Stated problem A: Reproduce the passage about Joe and his family word for word, starting at "The first change" and ending at "another, bigger home.".
Stated problem B: Write the next part of the passage about Joe and his family, picking up after its final sentence.

Selection:
It was quiet in the car when Joe, his mother and I drove home.
Karin broke the silence.
“You’ll be a different man when you return,” she said.
“Is there anything you’d like to do before you head out?” Karin asked.
He’s gotten pretty quiet of late, probably thinking about the changes that await him.
Our son is the youngest of four and our only boy. If you’re doing the math, that tells you that he has three big sisters and was, aside from me, the only other guy in our house. When he was born, one of our best friends—the mother of two boys—was overjoyed for us.
“You got a boy!” Cindi said. “It’s a different experience.”
How right she was.
The first change that Joe brought about was to unravel our bedroom situation. I just knew we’d have another girl. So I’d assumed we’d double-up the girls, two-to-a-bedroom, in our three-bedroom abode. But it soon became apparent that we’d need another, bigger home.

Data listing:

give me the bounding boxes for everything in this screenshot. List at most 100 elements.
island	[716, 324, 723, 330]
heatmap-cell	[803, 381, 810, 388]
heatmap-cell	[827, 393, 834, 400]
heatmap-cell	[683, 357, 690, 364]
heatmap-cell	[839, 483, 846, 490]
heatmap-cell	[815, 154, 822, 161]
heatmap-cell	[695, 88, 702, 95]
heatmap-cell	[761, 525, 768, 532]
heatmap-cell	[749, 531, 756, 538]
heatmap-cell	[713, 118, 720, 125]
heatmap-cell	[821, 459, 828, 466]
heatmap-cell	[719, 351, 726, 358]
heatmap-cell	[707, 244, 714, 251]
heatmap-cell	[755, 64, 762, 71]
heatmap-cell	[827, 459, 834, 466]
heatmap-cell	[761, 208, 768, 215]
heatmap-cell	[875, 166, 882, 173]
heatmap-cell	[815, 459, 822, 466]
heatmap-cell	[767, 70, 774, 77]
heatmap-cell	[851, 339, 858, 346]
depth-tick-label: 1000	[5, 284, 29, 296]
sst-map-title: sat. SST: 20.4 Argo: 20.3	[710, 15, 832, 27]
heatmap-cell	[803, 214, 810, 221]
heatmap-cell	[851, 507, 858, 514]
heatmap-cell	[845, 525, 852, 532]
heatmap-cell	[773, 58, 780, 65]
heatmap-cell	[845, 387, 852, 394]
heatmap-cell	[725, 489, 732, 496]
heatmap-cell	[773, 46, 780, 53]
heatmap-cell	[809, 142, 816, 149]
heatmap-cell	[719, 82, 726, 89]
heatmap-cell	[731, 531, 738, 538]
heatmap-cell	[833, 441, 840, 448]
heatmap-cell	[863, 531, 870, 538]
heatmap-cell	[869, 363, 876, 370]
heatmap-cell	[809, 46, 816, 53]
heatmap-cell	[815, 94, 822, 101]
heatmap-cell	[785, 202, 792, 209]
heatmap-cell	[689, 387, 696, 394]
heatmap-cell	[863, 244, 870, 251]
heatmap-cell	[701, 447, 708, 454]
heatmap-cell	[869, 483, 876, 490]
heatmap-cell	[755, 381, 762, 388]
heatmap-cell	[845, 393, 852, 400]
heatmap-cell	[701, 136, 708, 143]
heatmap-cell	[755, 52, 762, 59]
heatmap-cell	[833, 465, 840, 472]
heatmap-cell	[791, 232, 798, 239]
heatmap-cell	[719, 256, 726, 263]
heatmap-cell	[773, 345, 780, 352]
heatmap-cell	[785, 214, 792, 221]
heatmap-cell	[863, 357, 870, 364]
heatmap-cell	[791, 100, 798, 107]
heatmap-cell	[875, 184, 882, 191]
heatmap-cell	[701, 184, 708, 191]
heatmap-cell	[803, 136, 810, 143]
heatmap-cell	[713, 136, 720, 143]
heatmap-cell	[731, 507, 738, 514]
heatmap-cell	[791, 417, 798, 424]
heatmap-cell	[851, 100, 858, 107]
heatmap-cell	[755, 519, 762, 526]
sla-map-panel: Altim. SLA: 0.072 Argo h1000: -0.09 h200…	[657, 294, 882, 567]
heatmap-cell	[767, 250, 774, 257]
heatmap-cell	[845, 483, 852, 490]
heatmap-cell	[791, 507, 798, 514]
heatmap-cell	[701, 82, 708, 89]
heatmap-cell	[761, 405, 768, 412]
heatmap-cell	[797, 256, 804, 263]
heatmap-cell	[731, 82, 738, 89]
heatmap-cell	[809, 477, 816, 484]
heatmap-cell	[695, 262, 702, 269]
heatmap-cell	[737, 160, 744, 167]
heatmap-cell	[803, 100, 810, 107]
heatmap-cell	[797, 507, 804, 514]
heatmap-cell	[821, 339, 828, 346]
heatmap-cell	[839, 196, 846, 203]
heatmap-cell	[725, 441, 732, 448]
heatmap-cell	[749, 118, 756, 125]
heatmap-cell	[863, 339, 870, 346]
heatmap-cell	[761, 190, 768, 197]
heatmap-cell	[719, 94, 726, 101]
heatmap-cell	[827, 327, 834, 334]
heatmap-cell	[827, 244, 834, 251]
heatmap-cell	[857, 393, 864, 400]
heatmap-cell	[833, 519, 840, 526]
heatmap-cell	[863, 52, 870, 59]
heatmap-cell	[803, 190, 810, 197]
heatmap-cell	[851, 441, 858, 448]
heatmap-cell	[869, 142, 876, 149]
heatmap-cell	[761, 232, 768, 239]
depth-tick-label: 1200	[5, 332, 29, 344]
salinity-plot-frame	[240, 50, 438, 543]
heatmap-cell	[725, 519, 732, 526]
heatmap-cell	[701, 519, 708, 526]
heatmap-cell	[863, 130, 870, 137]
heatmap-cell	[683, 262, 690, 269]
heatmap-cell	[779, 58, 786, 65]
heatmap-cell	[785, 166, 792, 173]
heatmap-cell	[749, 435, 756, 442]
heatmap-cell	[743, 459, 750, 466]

Task answer A:
The first change that Joe brought about was to unravel our bedroom situation. I just knew we’d have another girl. So I’d assumed we’d double-up the girls, two-to-a-bedroom, in our three-bedroom abode. But it soon became apparent that we’d need another, bigger home.

Task answer B:
So we moved from Redding out to the country into a sprawling, five-bedroom disaster. It would be too kind to call it “ramshackle.” When we were shown the place, it sat empty. The hall ceiling had collapsed due a leak in the cooler, and one bathroom had a window that looked into the plasterboard of a new wall. The house had been added onto with all the forethought of the Winchester House of Mystery. Our realtor laughed, thinking that no one in their right mind would want it.
But we told her to put in a bid.
We had little choice; our outsized family didn’t have a budget to match. So the fact this oddball place was within our price range—and walking distance from one of the best K-8 schools in the county—clinched the deal.
If not for little Joe, we’d probably still be living in Redding.
So we packed our brood off to Palo Cedro, and began our journey through the Shasta County school system. Our three girls preceded Joe, and we got used to them coming home from school, sitting down and doing their homework.
But when Joe came home from school, homework-in-hand it was as Cindi predicted, a different experience. He and I began a long and lively conversation about the merits of “doing your homework.” This would be a staple of our interaction for years.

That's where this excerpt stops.